### REQUIRED WORK
Can you give all the records again without altering a single character?

### DATA FOR THIS TASK

_ _ _ _

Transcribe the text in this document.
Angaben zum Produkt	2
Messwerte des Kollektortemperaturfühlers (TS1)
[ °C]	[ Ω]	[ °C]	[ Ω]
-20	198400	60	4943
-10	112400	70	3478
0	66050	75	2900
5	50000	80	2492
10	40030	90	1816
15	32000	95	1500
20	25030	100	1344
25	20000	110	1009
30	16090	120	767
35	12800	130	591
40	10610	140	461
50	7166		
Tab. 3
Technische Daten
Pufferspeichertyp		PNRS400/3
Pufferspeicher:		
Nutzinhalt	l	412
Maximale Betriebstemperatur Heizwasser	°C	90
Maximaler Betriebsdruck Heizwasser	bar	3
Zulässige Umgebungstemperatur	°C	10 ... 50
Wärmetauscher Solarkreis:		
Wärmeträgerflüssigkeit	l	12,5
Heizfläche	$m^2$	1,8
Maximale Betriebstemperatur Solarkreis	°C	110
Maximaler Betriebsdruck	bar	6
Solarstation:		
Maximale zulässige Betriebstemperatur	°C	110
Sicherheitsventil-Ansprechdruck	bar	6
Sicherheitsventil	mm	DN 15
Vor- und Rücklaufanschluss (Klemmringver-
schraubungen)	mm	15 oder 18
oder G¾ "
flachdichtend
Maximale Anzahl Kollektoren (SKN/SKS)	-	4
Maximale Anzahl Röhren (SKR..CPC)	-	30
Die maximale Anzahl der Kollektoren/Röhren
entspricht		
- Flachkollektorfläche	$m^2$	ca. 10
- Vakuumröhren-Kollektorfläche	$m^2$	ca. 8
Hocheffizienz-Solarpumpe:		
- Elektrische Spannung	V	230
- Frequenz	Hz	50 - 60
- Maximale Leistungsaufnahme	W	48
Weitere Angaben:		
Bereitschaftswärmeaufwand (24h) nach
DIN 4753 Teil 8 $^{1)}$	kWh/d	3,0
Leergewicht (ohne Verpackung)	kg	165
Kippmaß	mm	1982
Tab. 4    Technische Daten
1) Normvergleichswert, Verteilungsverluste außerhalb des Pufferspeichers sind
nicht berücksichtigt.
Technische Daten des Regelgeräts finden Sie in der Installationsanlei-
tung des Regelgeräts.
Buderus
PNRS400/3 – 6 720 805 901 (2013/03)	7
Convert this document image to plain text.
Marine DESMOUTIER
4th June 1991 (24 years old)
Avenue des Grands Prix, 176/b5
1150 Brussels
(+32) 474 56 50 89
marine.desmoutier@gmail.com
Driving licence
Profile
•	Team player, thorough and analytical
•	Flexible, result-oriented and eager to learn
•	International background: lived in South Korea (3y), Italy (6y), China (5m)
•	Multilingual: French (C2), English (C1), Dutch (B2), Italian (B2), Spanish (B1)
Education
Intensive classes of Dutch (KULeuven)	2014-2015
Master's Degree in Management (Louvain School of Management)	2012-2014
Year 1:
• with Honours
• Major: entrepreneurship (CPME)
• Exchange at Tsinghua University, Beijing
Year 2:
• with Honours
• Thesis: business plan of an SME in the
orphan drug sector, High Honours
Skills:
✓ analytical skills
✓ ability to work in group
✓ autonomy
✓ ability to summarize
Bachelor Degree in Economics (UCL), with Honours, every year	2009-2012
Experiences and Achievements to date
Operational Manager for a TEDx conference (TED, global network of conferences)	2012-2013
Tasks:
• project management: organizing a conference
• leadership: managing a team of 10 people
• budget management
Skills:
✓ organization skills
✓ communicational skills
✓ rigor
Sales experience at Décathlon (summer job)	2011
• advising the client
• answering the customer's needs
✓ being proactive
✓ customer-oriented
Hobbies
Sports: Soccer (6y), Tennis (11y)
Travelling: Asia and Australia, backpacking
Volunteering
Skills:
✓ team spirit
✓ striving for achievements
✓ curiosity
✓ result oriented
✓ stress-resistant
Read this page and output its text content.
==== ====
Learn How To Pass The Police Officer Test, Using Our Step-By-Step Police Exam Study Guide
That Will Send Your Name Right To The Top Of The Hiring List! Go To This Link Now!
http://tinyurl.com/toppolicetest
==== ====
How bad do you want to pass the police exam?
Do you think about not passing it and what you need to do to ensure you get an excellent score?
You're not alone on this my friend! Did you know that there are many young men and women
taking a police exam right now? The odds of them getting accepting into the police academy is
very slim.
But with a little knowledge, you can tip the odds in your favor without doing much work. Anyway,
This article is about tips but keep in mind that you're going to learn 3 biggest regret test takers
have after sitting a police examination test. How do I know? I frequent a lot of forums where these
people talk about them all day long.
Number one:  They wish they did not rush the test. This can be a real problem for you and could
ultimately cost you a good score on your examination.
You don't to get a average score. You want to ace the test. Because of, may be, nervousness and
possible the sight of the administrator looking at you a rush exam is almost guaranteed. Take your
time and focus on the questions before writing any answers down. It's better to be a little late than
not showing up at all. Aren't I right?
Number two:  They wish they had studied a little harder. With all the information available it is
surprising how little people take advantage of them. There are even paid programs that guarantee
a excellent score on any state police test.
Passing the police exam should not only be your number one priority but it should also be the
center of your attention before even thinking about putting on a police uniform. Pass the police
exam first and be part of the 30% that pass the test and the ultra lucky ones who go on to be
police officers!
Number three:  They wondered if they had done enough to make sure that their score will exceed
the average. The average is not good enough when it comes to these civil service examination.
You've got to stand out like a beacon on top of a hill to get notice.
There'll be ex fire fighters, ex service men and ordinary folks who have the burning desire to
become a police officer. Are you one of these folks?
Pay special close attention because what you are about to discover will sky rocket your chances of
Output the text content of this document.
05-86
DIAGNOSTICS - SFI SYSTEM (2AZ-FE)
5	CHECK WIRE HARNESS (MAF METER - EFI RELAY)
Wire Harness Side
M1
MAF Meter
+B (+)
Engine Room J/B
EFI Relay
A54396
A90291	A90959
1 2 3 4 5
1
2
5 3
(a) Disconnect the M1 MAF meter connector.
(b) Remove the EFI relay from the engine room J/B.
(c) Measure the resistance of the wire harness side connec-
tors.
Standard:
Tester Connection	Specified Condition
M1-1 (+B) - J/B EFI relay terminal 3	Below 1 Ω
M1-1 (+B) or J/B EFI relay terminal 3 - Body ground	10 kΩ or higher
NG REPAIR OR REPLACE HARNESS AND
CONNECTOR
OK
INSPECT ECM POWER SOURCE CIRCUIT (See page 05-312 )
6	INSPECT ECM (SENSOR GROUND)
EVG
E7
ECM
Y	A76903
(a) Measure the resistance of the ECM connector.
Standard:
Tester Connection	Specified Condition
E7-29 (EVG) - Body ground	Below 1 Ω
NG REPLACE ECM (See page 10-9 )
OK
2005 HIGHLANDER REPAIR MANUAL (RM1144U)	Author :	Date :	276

_ _ _ _

### IN RESPONSE
Transcribe the text in this document.
Angaben zum Produkt	2
Messwerte des Kollektortemperaturfühlers (TS1)
[ °C]	[ Ω]	[ °C]	[ Ω]
-20	198400	60	4943
-10	112400	70	3478
0	66050	75	2900
5	50000	80	2492
10	40030	90	1816
15	32000	95	1500
20	25030	100	1344
25	20000	110	1009
30	16090	120	767
35	12800	130	591
40	10610	140	461
50	7166		
Tab. 3
Technische Daten
Pufferspeichertyp		PNRS400/3
Pufferspeicher:		
Nutzinhalt	l	412
Maximale Betriebstemperatur Heizwasser	°C	90
Maximaler Betriebsdruck Heizwasser	bar	3
Zulässige Umgebungstemperatur	°C	10 ... 50
Wärmetauscher Solarkreis:		
Wärmeträgerflüssigkeit	l	12,5
Heizfläche	$m^2$	1,8
Maximale Betriebstemperatur Solarkreis	°C	110
Maximaler Betriebsdruck	bar	6
Solarstation:		
Maximale zulässige Betriebstemperatur	°C	110
Sicherheitsventil-Ansprechdruck	bar	6
Sicherheitsventil	mm	DN 15
Vor- und Rücklaufanschluss (Klemmringver-
schraubungen)	mm	15 oder 18
oder G¾ "
flachdichtend
Maximale Anzahl Kollektoren (SKN/SKS)	-	4
Maximale Anzahl Röhren (SKR..CPC)	-	30
Die maximale Anzahl der Kollektoren/Röhren
entspricht		
- Flachkollektorfläche	$m^2$	ca. 10
- Vakuumröhren-Kollektorfläche	$m^2$	ca. 8
Hocheffizienz-Solarpumpe:		
- Elektrische Spannung	V	230
- Frequenz	Hz	50 - 60
- Maximale Leistungsaufnahme	W	48
Weitere Angaben:		
Bereitschaftswärmeaufwand (24h) nach
DIN 4753 Teil 8 $^{1)}$	kWh/d	3,0
Leergewicht (ohne Verpackung)	kg	165
Kippmaß	mm	1982
Tab. 4    Technische Daten
1) Normvergleichswert, Verteilungsverluste außerhalb des Pufferspeichers sind
nicht berücksichtigt.
Technische Daten des Regelgeräts finden Sie in der Installationsanlei-
tung des Regelgeräts.
Buderus
PNRS400/3 – 6 720 805 901 (2013/03)	7
Convert this document image to plain text.
Marine DESMOUTIER
4th June 1991 (24 years old)
Avenue des Grands Prix, 176/b5
1150 Brussels
(+32) 474 56 50 89
marine.desmoutier@gmail.com
Driving licence
Profile
•	Team player, thorough and analytical
•	Flexible, result-oriented and eager to learn
•	International background: lived in South Korea (3y), Italy (6y), China (5m)
•	Multilingual: French (C2), English (C1), Dutch (B2), Italian (B2), Spanish (B1)
Education
Intensive classes of Dutch (KULeuven)	2014-2015
Master's Degree in Management (Louvain School of Management)	2012-2014
Year 1:
• with Honours
• Major: entrepreneurship (CPME)
• Exchange at Tsinghua University, Beijing
Year 2:
• with Honours
• Thesis: business plan of an SME in the
orphan drug sector, High Honours
Skills:
✓ analytical skills
✓ ability to work in group
✓ autonomy
✓ ability to summarize
Bachelor Degree in Economics (UCL), with Honours, every year	2009-2012
Experiences and Achievements to date
Operational Manager for a TEDx conference (TED, global network of conferences)	2012-2013
Tasks:
• project management: organizing a conference
• leadership: managing a team of 10 people
• budget management
Skills:
✓ organization skills
✓ communicational skills
✓ rigor
Sales experience at Décathlon (summer job)	2011
• advising the client
• answering the customer's needs
✓ being proactive
✓ customer-oriented
Hobbies
Sports: Soccer (6y), Tennis (11y)
Travelling: Asia and Australia, backpacking
Volunteering
Skills:
✓ team spirit
✓ striving for achievements
✓ curiosity
✓ result oriented
✓ stress-resistant
Read this page and output its text content.
==== ====
Learn How To Pass The Police Officer Test, Using Our Step-By-Step Police Exam Study Guide
That Will Send Your Name Right To The Top Of The Hiring List! Go To This Link Now!
http://tinyurl.com/toppolicetest
==== ====
How bad do you want to pass the police exam?
Do you think about not passing it and what you need to do to ensure you get an excellent score?
You're not alone on this my friend! Did you know that there are many young men and women
taking a police exam right now? The odds of them getting accepting into the police academy is
very slim.
But with a little knowledge, you can tip the odds in your favor without doing much work. Anyway,
This article is about tips but keep in mind that you're going to learn 3 biggest regret test takers
have after sitting a police examination test. How do I know? I frequent a lot of forums where these
people talk about them all day long.
Number one:  They wish they did not rush the test. This can be a real problem for you and could
ultimately cost you a good score on your examination.
You don't to get a average score. You want to ace the test. Because of, may be, nervousness and
possible the sight of the administrator looking at you a rush exam is almost guaranteed. Take your
time and focus on the questions before writing any answers down. It's better to be a little late than
not showing up at all. Aren't I right?
Number two:  They wish they had studied a little harder. With all the information available it is
surprising how little people take advantage of them. There are even paid programs that guarantee
a excellent score on any state police test.
Passing the police exam should not only be your number one priority but it should also be the
center of your attention before even thinking about putting on a police uniform. Pass the police
exam first and be part of the 30% that pass the test and the ultra lucky ones who go on to be
police officers!
Number three:  They wondered if they had done enough to make sure that their score will exceed
the average. The average is not good enough when it comes to these civil service examination.
You've got to stand out like a beacon on top of a hill to get notice.
There'll be ex fire fighters, ex service men and ordinary folks who have the burning desire to
become a police officer. Are you one of these folks?
Pay special close attention because what you are about to discover will sky rocket your chances of
Output the text content of this document.
05-86
DIAGNOSTICS - SFI SYSTEM (2AZ-FE)
5	CHECK WIRE HARNESS (MAF METER - EFI RELAY)
Wire Harness Side
M1
MAF Meter
+B (+)
Engine Room J/B
EFI Relay
A54396
A90291	A90959
1 2 3 4 5
1
2
5 3
(a) Disconnect the M1 MAF meter connector.
(b) Remove the EFI relay from the engine room J/B.
(c) Measure the resistance of the wire harness side connec-
tors.
Standard:
Tester Connection	Specified Condition
M1-1 (+B) - J/B EFI relay terminal 3	Below 1 Ω
M1-1 (+B) or J/B EFI relay terminal 3 - Body ground	10 kΩ or higher
NG REPAIR OR REPLACE HARNESS AND
CONNECTOR
OK
INSPECT ECM POWER SOURCE CIRCUIT (See page 05-312 )
6	INSPECT ECM (SENSOR GROUND)
EVG
E7
ECM
Y	A76903
(a) Measure the resistance of the ECM connector.
Standard:
Tester Connection	Specified Condition
E7-29 (EVG) - Body ground	Below 1 Ω
NG REPLACE ECM (See page 10-9 )
OK
2005 HIGHLANDER REPAIR MANUAL (RM1144U)	Author :	Date :	276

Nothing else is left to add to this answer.